■ Records:
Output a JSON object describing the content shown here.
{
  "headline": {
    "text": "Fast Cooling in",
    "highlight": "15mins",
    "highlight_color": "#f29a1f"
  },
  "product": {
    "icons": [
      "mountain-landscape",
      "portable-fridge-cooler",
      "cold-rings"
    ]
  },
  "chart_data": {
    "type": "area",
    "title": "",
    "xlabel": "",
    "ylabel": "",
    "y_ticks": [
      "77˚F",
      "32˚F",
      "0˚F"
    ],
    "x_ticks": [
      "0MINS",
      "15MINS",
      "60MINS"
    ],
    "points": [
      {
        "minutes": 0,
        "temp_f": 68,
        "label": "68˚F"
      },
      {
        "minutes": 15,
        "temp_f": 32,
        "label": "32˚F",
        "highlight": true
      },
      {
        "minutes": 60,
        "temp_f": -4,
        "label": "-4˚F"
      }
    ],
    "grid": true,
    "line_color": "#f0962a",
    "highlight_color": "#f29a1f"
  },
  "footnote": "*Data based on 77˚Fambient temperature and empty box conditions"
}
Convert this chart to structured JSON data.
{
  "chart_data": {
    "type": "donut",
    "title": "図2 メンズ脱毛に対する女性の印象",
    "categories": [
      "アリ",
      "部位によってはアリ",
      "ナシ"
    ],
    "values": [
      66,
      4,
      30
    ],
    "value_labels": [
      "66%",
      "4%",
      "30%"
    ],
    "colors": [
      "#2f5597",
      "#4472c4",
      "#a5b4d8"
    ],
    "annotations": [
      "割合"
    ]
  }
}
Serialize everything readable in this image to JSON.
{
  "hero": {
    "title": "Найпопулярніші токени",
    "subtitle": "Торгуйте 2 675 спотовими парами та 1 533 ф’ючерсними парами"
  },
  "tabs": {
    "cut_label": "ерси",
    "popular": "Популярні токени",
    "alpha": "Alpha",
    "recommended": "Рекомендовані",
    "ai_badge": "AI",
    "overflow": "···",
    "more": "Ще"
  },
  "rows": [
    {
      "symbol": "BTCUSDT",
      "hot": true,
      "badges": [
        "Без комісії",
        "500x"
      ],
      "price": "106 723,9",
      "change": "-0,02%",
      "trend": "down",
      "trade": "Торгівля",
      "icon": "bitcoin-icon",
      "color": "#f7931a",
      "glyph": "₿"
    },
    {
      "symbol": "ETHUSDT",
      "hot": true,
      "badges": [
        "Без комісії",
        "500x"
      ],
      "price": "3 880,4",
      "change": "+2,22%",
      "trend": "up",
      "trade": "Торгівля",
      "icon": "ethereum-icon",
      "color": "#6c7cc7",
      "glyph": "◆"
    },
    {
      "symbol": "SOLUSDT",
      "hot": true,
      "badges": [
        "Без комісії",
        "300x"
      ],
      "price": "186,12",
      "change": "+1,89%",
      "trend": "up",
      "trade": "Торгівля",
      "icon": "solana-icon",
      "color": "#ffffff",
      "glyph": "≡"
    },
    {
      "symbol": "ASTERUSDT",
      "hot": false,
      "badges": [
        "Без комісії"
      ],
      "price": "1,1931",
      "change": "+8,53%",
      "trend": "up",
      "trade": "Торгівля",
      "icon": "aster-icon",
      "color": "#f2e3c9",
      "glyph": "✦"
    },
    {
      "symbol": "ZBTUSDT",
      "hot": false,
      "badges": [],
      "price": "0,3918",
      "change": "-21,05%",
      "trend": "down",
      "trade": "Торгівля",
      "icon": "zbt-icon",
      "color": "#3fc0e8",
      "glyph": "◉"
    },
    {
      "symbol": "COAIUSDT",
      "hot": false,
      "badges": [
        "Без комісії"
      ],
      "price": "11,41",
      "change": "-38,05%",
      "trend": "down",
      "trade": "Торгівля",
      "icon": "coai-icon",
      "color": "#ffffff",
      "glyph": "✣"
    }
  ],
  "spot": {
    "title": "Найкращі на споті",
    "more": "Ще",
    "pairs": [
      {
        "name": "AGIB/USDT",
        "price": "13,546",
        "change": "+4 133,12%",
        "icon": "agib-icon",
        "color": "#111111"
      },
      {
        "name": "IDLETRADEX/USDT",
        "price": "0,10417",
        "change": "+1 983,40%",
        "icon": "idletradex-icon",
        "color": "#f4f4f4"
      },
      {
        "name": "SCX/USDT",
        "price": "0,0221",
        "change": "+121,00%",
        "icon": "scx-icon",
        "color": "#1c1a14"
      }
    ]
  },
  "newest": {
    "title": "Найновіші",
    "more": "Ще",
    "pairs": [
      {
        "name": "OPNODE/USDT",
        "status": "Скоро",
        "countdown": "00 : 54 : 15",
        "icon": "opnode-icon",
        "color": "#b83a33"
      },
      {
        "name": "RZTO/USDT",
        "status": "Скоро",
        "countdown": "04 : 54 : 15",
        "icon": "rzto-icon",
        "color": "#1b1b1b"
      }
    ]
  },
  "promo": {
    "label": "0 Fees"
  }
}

■ Your instructions:
Each entry above needs to be retyped exactly.

■ Task result:
Output a JSON object describing the content shown here.
{
  "headline": {
    "text": "Fast Cooling in",
    "highlight": "15mins",
    "highlight_color": "#f29a1f"
  },
  "product": {
    "icons": [
      "mountain-landscape",
      "portable-fridge-cooler",
      "cold-rings"
    ]
  },
  "chart_data": {
    "type": "area",
    "title": "",
    "xlabel": "",
    "ylabel": "",
    "y_ticks": [
      "77˚F",
      "32˚F",
      "0˚F"
    ],
    "x_ticks": [
      "0MINS",
      "15MINS",
      "60MINS"
    ],
    "points": [
      {
        "minutes": 0,
        "temp_f": 68,
        "label": "68˚F"
      },
      {
        "minutes": 15,
        "temp_f": 32,
        "label": "32˚F",
        "highlight": true
      },
      {
        "minutes": 60,
        "temp_f": -4,
        "label": "-4˚F"
      }
    ],
    "grid": true,
    "line_color": "#f0962a",
    "highlight_color": "#f29a1f"
  },
  "footnote": "*Data based on 77˚Fambient temperature and empty box conditions"
}
Convert this chart to structured JSON data.
{
  "chart_data": {
    "type": "donut",
    "title": "図2 メンズ脱毛に対する女性の印象",
    "categories": [
      "アリ",
      "部位によってはアリ",
      "ナシ"
    ],
    "values": [
      66,
      4,
      30
    ],
    "value_labels": [
      "66%",
      "4%",
      "30%"
    ],
    "colors": [
      "#2f5597",
      "#4472c4",
      "#a5b4d8"
    ],
    "annotations": [
      "割合"
    ]
  }
}
Serialize everything readable in this image to JSON.
{
  "hero": {
    "title": "Найпопулярніші токени",
    "subtitle": "Торгуйте 2 675 спотовими парами та 1 533 ф’ючерсними парами"
  },
  "tabs": {
    "cut_label": "ерси",
    "popular": "Популярні токени",
    "alpha": "Alpha",
    "recommended": "Рекомендовані",
    "ai_badge": "AI",
    "overflow": "···",
    "more": "Ще"
  },
  "rows": [
    {
      "symbol": "BTCUSDT",
      "hot": true,
      "badges": [
        "Без комісії",
        "500x"
      ],
      "price": "106 723,9",
      "change": "-0,02%",
      "trend": "down",
      "trade": "Торгівля",
      "icon": "bitcoin-icon",
      "color": "#f7931a",
      "glyph": "₿"
    },
    {
      "symbol": "ETHUSDT",
      "hot": true,
      "badges": [
        "Без комісії",
        "500x"
      ],
      "price": "3 880,4",
      "change": "+2,22%",
      "trend": "up",
      "trade": "Торгівля",
      "icon": "ethereum-icon",
      "color": "#6c7cc7",
      "glyph": "◆"
    },
    {
      "symbol": "SOLUSDT",
      "hot": true,
      "badges": [
        "Без комісії",
        "300x"
      ],
      "price": "186,12",
      "change": "+1,89%",
      "trend": "up",
      "trade": "Торгівля",
      "icon": "solana-icon",
      "color": "#ffffff",
      "glyph": "≡"
    },
    {
      "symbol": "ASTERUSDT",
      "hot": false,
      "badges": [
        "Без комісії"
      ],
      "price": "1,1931",
      "change": "+8,53%",
      "trend": "up",
      "trade": "Торгівля",
      "icon": "aster-icon",
      "color": "#f2e3c9",
      "glyph": "✦"
    },
    {
      "symbol": "ZBTUSDT",
      "hot": false,
      "badges": [],
      "price": "0,3918",
      "change": "-21,05%",
      "trend": "down",
      "trade": "Торгівля",
      "icon": "zbt-icon",
      "color": "#3fc0e8",
      "glyph": "◉"
    },
    {
      "symbol": "COAIUSDT",
      "hot": false,
      "badges": [
        "Без комісії"
      ],
      "price": "11,41",
      "change": "-38,05%",
      "trend": "down",
      "trade": "Торгівля",
      "icon": "coai-icon",
      "color": "#ffffff",
      "glyph": "✣"
    }
  ],
  "spot": {
    "title": "Найкращі на споті",
    "more": "Ще",
    "pairs": [
      {
        "name": "AGIB/USDT",
        "price": "13,546",
        "change": "+4 133,12%",
        "icon": "agib-icon",
        "color": "#111111"
      },
      {
        "name": "IDLETRADEX/USDT",
        "price": "0,10417",
        "change": "+1 983,40%",
        "icon": "idletradex-icon",
        "color": "#f4f4f4"
      },
      {
        "name": "SCX/USDT",
        "price": "0,0221",
        "change": "+121,00%",
        "icon": "scx-icon",
        "color": "#1c1a14"
      }
    ]
  },
  "newest": {
    "title": "Найновіші",
    "more": "Ще",
    "pairs": [
      {
        "name": "OPNODE/USDT",
        "status": "Скоро",
        "countdown": "00 : 54 : 15",
        "icon": "opnode-icon",
        "color": "#b83a33"
      },
      {
        "name": "RZTO/USDT",
        "status": "Скоро",
        "countdown": "04 : 54 : 15",
        "icon": "rzto-icon",
        "color": "#1b1b1b"
      }
    ]
  },
  "promo": {
    "label": "0 Fees"
  }
}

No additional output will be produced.